▶ [Exercise objective] Retype all of the entries word for word.
* BEGIN *
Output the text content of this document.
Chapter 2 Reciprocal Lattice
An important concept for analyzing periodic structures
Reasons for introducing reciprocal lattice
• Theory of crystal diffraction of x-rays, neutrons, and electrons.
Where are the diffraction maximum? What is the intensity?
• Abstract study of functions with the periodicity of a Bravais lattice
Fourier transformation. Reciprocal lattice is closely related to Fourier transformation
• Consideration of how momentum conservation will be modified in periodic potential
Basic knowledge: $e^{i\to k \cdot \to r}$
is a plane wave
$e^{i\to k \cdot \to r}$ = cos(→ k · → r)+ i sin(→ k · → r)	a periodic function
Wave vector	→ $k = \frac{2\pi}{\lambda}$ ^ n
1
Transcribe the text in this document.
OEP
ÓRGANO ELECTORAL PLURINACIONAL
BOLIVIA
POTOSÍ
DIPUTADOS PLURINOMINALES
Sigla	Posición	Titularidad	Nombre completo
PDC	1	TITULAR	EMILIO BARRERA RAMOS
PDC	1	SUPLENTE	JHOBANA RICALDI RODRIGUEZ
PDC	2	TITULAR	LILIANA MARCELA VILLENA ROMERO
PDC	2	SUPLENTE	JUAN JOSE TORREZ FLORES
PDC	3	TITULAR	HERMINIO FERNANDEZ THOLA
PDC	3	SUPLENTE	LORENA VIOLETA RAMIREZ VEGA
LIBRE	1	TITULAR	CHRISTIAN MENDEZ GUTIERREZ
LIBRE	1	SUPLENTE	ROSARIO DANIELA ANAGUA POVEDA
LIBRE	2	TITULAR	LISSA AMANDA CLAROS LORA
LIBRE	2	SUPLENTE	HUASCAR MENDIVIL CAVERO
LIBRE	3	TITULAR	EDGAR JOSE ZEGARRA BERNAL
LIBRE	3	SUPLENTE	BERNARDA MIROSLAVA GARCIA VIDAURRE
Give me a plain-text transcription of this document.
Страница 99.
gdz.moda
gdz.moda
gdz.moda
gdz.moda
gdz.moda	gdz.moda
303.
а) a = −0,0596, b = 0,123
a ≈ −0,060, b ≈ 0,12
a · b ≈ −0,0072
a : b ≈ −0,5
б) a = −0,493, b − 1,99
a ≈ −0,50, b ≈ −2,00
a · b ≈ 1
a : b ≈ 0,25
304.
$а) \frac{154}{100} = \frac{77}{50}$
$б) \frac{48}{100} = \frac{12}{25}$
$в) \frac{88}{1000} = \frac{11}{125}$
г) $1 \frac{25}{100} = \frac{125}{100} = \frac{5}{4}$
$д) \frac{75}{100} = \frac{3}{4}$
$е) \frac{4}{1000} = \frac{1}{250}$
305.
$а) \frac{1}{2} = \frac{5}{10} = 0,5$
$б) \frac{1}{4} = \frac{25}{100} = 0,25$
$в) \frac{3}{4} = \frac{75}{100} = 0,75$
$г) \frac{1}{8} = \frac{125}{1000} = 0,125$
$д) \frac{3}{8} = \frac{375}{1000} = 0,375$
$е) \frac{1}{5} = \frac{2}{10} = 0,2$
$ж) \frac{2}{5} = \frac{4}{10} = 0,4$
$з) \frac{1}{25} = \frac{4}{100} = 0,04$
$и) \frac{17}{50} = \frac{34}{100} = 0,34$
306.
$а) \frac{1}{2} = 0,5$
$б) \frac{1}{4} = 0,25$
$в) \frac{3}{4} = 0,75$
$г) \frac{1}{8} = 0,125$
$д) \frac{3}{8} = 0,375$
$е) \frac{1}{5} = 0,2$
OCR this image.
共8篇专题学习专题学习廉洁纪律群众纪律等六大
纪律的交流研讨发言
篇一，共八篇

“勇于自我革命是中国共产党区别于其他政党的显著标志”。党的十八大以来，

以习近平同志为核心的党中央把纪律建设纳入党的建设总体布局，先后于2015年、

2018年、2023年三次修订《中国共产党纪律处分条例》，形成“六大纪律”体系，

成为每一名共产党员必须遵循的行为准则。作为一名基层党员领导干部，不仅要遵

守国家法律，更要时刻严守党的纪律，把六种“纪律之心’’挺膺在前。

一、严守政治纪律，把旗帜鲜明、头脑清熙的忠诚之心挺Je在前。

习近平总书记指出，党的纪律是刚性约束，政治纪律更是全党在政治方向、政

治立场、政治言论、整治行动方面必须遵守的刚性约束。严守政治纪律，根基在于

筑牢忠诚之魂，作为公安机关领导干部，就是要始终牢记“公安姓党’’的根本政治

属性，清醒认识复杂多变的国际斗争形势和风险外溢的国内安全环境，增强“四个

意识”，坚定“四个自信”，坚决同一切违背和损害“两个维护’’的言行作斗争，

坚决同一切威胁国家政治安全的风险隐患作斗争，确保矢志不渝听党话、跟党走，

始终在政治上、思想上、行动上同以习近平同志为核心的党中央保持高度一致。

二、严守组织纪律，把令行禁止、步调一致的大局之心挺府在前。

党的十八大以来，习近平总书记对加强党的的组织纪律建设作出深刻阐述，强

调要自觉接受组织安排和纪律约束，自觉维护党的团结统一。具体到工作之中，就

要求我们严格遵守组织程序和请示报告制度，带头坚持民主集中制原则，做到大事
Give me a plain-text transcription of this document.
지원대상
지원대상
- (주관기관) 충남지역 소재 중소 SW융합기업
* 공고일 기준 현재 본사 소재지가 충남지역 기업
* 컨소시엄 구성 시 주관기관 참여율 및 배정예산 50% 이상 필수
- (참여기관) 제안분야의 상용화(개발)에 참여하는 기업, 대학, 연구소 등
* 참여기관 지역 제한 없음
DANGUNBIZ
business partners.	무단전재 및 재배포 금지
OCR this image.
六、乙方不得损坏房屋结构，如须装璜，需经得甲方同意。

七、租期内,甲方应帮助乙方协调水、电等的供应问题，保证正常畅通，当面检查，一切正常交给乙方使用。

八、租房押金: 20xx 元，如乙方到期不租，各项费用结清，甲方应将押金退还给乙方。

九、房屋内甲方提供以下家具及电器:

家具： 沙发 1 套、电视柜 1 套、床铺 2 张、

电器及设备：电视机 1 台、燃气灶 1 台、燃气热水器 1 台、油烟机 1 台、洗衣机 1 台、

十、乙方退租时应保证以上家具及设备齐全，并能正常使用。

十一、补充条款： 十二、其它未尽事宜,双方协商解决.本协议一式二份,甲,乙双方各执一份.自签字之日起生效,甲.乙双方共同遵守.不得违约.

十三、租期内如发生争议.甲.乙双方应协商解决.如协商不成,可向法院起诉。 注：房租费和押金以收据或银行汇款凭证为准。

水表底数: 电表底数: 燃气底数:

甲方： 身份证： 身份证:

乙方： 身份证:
* END *
▶ [Response to the task]
Output the text content of this document.
Chapter 2 Reciprocal Lattice
An important concept for analyzing periodic structures
Reasons for introducing reciprocal lattice
• Theory of crystal diffraction of x-rays, neutrons, and electrons.
Where are the diffraction maximum? What is the intensity?
• Abstract study of functions with the periodicity of a Bravais lattice
Fourier transformation. Reciprocal lattice is closely related to Fourier transformation
• Consideration of how momentum conservation will be modified in periodic potential
Basic knowledge: $e^{i\to k \cdot \to r}$
is a plane wave
$e^{i\to k \cdot \to r}$ = cos(→ k · → r)+ i sin(→ k · → r)	a periodic function
Wave vector	→ $k = \frac{2\pi}{\lambda}$ ^ n
1
Transcribe the text in this document.
OEP
ÓRGANO ELECTORAL PLURINACIONAL
BOLIVIA
POTOSÍ
DIPUTADOS PLURINOMINALES
Sigla	Posición	Titularidad	Nombre completo
PDC	1	TITULAR	EMILIO BARRERA RAMOS
PDC	1	SUPLENTE	JHOBANA RICALDI RODRIGUEZ
PDC	2	TITULAR	LILIANA MARCELA VILLENA ROMERO
PDC	2	SUPLENTE	JUAN JOSE TORREZ FLORES
PDC	3	TITULAR	HERMINIO FERNANDEZ THOLA
PDC	3	SUPLENTE	LORENA VIOLETA RAMIREZ VEGA
LIBRE	1	TITULAR	CHRISTIAN MENDEZ GUTIERREZ
LIBRE	1	SUPLENTE	ROSARIO DANIELA ANAGUA POVEDA
LIBRE	2	TITULAR	LISSA AMANDA CLAROS LORA
LIBRE	2	SUPLENTE	HUASCAR MENDIVIL CAVERO
LIBRE	3	TITULAR	EDGAR JOSE ZEGARRA BERNAL
LIBRE	3	SUPLENTE	BERNARDA MIROSLAVA GARCIA VIDAURRE
Give me a plain-text transcription of this document.
Страница 99.
gdz.moda
gdz.moda
gdz.moda
gdz.moda
gdz.moda	gdz.moda
303.
а) a = −0,0596, b = 0,123
a ≈ −0,060, b ≈ 0,12
a · b ≈ −0,0072
a : b ≈ −0,5
б) a = −0,493, b − 1,99
a ≈ −0,50, b ≈ −2,00
a · b ≈ 1
a : b ≈ 0,25
304.
$а) \frac{154}{100} = \frac{77}{50}$
$б) \frac{48}{100} = \frac{12}{25}$
$в) \frac{88}{1000} = \frac{11}{125}$
г) $1 \frac{25}{100} = \frac{125}{100} = \frac{5}{4}$
$д) \frac{75}{100} = \frac{3}{4}$
$е) \frac{4}{1000} = \frac{1}{250}$
305.
$а) \frac{1}{2} = \frac{5}{10} = 0,5$
$б) \frac{1}{4} = \frac{25}{100} = 0,25$
$в) \frac{3}{4} = \frac{75}{100} = 0,75$
$г) \frac{1}{8} = \frac{125}{1000} = 0,125$
$д) \frac{3}{8} = \frac{375}{1000} = 0,375$
$е) \frac{1}{5} = \frac{2}{10} = 0,2$
$ж) \frac{2}{5} = \frac{4}{10} = 0,4$
$з) \frac{1}{25} = \frac{4}{100} = 0,04$
$и) \frac{17}{50} = \frac{34}{100} = 0,34$
306.
$а) \frac{1}{2} = 0,5$
$б) \frac{1}{4} = 0,25$
$в) \frac{3}{4} = 0,75$
$г) \frac{1}{8} = 0,125$
$д) \frac{3}{8} = 0,375$
$е) \frac{1}{5} = 0,2$
OCR this image.
共8篇专题学习专题学习廉洁纪律群众纪律等六大
纪律的交流研讨发言
篇一，共八篇

“勇于自我革命是中国共产党区别于其他政党的显著标志”。党的十八大以来，

以习近平同志为核心的党中央把纪律建设纳入党的建设总体布局，先后于2015年、

2018年、2023年三次修订《中国共产党纪律处分条例》，形成“六大纪律”体系，

成为每一名共产党员必须遵循的行为准则。作为一名基层党员领导干部，不仅要遵

守国家法律，更要时刻严守党的纪律，把六种“纪律之心’’挺膺在前。

一、严守政治纪律，把旗帜鲜明、头脑清熙的忠诚之心挺Je在前。

习近平总书记指出，党的纪律是刚性约束，政治纪律更是全党在政治方向、政

治立场、政治言论、整治行动方面必须遵守的刚性约束。严守政治纪律，根基在于

筑牢忠诚之魂，作为公安机关领导干部，就是要始终牢记“公安姓党’’的根本政治

属性，清醒认识复杂多变的国际斗争形势和风险外溢的国内安全环境，增强“四个

意识”，坚定“四个自信”，坚决同一切违背和损害“两个维护’’的言行作斗争，

坚决同一切威胁国家政治安全的风险隐患作斗争，确保矢志不渝听党话、跟党走，

始终在政治上、思想上、行动上同以习近平同志为核心的党中央保持高度一致。

二、严守组织纪律，把令行禁止、步调一致的大局之心挺府在前。

党的十八大以来，习近平总书记对加强党的的组织纪律建设作出深刻阐述，强

调要自觉接受组织安排和纪律约束，自觉维护党的团结统一。具体到工作之中，就

要求我们严格遵守组织程序和请示报告制度，带头坚持民主集中制原则，做到大事
Give me a plain-text transcription of this document.
지원대상
지원대상
- (주관기관) 충남지역 소재 중소 SW융합기업
* 공고일 기준 현재 본사 소재지가 충남지역 기업
* 컨소시엄 구성 시 주관기관 참여율 및 배정예산 50% 이상 필수
- (참여기관) 제안분야의 상용화(개발)에 참여하는 기업, 대학, 연구소 등
* 참여기관 지역 제한 없음
DANGUNBIZ
business partners.	무단전재 및 재배포 금지
OCR this image.
六、乙方不得损坏房屋结构，如须装璜，需经得甲方同意。

七、租期内,甲方应帮助乙方协调水、电等的供应问题，保证正常畅通，当面检查，一切正常交给乙方使用。

八、租房押金: 20xx 元，如乙方到期不租，各项费用结清，甲方应将押金退还给乙方。

九、房屋内甲方提供以下家具及电器:

家具： 沙发 1 套、电视柜 1 套、床铺 2 张、

电器及设备：电视机 1 台、燃气灶 1 台、燃气热水器 1 台、油烟机 1 台、洗衣机 1 台、

十、乙方退租时应保证以上家具及设备齐全，并能正常使用。

十一、补充条款： 十二、其它未尽事宜,双方协商解决.本协议一式二份,甲,乙双方各执一份.自签字之日起生效,甲.乙双方共同遵守.不得违约.

十三、租期内如发生争议.甲.乙双方应协商解决.如协商不成,可向法院起诉。 注：房租费和押金以收据或银行汇款凭证为准。

水表底数: 电表底数: 燃气底数:

甲方： 身份证： 身份证:

乙方： 身份证:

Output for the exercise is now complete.